> [Task instructions]:
Count, in the entries, the lines with "Assets". Answer with the number only.

> [Records shown]:

..............................

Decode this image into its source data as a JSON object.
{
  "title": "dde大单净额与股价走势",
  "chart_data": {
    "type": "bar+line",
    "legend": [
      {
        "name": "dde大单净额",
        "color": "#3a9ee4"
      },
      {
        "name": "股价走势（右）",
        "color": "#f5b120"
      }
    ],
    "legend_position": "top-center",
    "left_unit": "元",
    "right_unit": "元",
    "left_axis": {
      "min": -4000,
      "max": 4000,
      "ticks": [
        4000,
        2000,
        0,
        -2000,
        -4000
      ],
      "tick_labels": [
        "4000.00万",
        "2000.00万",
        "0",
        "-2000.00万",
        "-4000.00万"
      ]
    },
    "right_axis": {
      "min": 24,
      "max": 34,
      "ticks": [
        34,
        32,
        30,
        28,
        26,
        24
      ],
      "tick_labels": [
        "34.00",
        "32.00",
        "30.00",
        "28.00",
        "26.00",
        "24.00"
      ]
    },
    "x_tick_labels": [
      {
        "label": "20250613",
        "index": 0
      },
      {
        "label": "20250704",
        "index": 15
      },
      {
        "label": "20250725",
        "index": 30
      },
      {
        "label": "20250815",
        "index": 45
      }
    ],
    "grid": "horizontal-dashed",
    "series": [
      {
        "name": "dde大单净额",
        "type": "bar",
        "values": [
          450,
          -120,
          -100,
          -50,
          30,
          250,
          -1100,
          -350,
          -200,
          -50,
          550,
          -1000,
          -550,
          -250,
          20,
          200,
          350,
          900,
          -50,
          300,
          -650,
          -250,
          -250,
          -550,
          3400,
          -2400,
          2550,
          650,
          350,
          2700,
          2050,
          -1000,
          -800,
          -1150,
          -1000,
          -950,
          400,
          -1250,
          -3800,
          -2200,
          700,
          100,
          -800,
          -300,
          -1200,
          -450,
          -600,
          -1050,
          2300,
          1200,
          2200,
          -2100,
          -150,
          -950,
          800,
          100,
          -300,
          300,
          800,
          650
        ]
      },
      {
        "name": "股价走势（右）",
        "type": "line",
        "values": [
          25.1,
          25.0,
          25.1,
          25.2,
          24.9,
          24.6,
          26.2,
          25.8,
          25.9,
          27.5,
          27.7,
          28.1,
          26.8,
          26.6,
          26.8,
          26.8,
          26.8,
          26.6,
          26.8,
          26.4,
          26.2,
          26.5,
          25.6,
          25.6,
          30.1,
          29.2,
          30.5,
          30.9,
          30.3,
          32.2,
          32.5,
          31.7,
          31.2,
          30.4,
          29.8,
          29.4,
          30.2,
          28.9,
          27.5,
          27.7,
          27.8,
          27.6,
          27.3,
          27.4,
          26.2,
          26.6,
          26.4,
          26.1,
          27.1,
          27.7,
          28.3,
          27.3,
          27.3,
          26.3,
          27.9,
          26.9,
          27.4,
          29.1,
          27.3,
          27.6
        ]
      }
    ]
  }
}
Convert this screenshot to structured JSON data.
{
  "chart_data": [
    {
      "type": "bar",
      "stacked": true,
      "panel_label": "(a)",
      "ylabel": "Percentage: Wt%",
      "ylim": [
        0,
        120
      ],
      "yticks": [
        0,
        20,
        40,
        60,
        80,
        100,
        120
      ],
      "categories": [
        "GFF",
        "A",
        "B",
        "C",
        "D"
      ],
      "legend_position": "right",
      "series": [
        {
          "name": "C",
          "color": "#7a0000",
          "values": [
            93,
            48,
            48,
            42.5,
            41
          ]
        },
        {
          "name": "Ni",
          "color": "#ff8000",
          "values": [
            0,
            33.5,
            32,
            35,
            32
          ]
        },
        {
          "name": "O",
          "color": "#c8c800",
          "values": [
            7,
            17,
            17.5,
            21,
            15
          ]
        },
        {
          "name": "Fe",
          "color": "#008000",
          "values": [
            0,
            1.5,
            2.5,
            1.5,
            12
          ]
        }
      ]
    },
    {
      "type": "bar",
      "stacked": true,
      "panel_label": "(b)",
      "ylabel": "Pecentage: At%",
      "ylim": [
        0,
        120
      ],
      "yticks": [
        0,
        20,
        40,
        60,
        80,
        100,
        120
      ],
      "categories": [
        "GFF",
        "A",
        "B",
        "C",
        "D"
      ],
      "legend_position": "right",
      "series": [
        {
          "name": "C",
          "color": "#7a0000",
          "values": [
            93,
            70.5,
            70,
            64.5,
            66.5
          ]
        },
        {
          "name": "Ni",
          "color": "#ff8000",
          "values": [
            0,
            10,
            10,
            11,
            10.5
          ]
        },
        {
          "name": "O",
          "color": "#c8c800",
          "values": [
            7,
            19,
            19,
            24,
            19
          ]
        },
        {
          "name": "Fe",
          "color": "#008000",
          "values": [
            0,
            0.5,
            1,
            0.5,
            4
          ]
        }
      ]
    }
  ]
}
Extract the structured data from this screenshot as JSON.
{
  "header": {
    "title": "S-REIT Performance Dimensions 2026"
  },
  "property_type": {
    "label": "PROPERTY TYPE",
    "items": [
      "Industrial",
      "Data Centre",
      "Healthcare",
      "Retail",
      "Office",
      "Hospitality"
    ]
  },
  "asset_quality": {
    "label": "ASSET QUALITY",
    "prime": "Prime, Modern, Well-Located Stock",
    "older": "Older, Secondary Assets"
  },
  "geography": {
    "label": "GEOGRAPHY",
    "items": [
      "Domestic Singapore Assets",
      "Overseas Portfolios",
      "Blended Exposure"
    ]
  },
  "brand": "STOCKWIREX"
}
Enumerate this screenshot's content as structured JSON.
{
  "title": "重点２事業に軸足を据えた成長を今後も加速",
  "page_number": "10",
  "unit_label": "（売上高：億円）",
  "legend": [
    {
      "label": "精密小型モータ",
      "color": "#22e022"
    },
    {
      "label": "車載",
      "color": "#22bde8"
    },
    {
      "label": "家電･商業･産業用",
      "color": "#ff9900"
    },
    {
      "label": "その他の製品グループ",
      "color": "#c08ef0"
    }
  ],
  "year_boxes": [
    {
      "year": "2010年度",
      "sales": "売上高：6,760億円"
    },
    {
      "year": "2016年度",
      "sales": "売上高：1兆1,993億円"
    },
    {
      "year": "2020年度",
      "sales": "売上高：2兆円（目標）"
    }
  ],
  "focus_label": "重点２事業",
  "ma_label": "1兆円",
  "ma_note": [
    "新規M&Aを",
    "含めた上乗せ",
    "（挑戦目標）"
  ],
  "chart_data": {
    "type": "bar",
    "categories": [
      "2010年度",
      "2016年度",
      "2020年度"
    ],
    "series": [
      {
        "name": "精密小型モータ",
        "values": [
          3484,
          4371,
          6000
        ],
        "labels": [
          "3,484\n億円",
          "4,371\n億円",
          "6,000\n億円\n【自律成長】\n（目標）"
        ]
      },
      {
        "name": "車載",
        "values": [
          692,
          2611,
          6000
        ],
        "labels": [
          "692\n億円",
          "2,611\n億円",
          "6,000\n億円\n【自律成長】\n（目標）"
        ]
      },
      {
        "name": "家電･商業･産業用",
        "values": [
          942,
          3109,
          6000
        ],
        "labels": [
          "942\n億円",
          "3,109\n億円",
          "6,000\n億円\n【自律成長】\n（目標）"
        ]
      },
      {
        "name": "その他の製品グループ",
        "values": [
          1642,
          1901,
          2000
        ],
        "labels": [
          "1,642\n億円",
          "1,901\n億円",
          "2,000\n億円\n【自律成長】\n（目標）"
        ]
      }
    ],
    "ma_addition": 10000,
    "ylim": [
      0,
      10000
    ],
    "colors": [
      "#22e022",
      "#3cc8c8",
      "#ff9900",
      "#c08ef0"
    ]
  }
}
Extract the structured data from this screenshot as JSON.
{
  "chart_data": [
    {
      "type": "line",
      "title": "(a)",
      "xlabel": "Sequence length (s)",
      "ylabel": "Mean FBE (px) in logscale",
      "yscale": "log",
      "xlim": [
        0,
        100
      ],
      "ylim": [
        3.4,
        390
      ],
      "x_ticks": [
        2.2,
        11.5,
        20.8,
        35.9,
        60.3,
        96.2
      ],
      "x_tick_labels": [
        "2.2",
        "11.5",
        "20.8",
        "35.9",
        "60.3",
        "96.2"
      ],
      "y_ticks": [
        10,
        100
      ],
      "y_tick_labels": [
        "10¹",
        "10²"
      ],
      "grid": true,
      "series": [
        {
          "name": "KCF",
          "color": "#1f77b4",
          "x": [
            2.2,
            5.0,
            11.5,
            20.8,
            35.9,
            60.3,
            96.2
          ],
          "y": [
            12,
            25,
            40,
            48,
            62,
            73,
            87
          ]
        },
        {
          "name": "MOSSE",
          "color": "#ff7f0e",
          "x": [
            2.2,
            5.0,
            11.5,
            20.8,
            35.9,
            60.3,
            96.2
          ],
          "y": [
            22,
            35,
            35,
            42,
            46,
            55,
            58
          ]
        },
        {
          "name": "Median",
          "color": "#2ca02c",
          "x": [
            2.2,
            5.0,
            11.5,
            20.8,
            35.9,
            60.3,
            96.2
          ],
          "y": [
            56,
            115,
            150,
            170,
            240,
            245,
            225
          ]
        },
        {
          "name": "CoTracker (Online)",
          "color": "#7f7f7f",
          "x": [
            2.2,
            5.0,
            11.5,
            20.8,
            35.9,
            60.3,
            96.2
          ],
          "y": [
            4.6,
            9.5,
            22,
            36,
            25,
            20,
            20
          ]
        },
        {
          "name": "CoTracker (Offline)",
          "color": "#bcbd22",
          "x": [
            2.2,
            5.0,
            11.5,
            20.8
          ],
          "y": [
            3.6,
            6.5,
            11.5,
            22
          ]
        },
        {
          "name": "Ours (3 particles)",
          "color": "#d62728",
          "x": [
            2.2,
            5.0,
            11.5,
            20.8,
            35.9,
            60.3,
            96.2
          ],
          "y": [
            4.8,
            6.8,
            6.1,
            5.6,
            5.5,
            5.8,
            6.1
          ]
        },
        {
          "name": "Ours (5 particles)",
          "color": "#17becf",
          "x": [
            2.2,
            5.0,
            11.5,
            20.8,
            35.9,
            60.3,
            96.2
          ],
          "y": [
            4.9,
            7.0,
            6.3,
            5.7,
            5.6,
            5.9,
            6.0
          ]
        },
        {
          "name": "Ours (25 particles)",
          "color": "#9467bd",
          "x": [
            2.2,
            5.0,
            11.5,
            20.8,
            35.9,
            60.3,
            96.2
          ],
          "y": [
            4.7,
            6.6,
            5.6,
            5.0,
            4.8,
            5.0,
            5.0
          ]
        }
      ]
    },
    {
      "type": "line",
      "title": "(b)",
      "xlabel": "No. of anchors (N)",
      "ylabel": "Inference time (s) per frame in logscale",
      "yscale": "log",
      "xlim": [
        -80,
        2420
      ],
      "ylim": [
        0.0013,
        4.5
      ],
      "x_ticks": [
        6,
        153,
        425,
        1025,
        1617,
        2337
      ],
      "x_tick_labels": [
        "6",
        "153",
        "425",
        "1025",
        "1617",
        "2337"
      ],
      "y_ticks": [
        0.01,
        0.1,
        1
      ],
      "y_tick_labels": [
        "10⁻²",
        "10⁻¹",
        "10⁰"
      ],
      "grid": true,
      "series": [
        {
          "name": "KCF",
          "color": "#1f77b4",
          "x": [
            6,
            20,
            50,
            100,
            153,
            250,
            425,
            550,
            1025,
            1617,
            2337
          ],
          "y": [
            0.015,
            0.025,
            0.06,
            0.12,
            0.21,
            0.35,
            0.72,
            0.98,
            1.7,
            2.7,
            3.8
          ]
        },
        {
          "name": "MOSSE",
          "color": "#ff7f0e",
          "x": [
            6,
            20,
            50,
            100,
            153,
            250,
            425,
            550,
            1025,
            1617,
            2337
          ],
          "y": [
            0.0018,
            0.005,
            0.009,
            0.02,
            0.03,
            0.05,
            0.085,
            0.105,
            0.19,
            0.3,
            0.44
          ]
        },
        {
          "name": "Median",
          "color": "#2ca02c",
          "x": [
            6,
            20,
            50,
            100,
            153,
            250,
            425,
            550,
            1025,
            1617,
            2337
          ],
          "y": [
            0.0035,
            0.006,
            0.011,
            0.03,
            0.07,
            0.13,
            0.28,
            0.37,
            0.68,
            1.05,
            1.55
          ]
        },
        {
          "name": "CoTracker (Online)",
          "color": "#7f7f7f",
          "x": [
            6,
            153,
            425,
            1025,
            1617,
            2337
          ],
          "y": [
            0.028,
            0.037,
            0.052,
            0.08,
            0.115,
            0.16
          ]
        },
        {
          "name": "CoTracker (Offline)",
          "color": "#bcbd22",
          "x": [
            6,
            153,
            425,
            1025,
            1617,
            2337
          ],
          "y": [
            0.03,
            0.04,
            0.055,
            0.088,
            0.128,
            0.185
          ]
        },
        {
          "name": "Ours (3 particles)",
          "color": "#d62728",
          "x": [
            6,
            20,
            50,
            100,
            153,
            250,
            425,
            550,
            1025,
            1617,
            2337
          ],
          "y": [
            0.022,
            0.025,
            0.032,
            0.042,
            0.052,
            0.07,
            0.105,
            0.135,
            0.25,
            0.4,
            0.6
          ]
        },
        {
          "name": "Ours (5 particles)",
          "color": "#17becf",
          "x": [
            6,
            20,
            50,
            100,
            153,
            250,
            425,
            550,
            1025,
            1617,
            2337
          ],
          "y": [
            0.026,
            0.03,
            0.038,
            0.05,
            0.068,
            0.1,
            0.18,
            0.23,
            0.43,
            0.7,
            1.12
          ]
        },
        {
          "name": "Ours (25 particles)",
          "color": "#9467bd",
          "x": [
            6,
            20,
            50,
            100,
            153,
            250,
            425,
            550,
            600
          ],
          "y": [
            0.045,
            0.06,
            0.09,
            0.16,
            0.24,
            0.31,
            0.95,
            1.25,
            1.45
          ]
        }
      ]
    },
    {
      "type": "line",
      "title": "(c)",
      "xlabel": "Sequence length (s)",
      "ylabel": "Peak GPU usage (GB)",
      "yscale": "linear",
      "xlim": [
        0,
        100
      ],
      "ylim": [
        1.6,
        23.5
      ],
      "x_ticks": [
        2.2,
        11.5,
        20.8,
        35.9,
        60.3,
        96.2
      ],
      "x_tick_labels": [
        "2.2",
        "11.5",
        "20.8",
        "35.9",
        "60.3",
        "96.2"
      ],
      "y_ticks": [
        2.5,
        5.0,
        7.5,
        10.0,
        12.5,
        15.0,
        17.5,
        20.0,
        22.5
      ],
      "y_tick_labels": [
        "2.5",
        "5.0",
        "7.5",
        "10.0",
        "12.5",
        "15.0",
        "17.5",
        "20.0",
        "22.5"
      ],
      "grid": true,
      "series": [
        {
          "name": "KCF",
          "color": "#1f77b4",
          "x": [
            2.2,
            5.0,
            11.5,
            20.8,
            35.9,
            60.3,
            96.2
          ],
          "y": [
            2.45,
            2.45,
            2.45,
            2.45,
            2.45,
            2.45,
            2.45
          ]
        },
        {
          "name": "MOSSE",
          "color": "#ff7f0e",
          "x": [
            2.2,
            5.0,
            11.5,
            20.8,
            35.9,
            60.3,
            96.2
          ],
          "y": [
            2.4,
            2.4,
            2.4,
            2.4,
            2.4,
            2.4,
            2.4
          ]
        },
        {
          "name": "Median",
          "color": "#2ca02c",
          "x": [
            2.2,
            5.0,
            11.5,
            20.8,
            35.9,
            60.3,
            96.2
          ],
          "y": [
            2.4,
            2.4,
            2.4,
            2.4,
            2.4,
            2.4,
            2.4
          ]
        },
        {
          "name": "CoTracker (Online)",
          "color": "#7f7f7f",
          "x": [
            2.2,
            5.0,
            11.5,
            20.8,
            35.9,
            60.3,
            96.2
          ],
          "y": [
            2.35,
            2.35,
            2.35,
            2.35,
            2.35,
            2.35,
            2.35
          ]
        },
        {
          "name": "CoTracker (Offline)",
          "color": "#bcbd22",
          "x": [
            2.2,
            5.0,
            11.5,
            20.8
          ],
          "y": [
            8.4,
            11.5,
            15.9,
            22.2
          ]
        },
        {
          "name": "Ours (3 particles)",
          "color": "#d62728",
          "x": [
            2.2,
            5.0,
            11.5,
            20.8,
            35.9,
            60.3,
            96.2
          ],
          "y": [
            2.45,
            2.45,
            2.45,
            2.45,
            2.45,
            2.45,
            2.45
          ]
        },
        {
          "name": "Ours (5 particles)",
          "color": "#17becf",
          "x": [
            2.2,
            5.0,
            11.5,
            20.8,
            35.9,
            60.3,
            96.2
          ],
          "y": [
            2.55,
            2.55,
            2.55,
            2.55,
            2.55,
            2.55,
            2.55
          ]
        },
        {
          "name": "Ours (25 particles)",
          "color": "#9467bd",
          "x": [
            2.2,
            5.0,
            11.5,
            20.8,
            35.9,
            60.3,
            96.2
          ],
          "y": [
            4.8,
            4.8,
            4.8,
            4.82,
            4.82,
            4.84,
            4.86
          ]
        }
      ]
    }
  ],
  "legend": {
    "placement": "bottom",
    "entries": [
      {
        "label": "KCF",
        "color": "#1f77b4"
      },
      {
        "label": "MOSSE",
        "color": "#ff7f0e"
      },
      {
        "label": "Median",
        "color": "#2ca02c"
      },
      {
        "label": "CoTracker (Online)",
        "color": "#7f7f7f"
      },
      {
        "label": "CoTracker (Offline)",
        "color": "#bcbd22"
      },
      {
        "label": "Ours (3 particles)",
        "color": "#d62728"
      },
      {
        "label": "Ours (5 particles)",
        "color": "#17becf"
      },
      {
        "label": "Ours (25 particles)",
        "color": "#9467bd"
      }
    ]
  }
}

..............................

> [Response below]:
2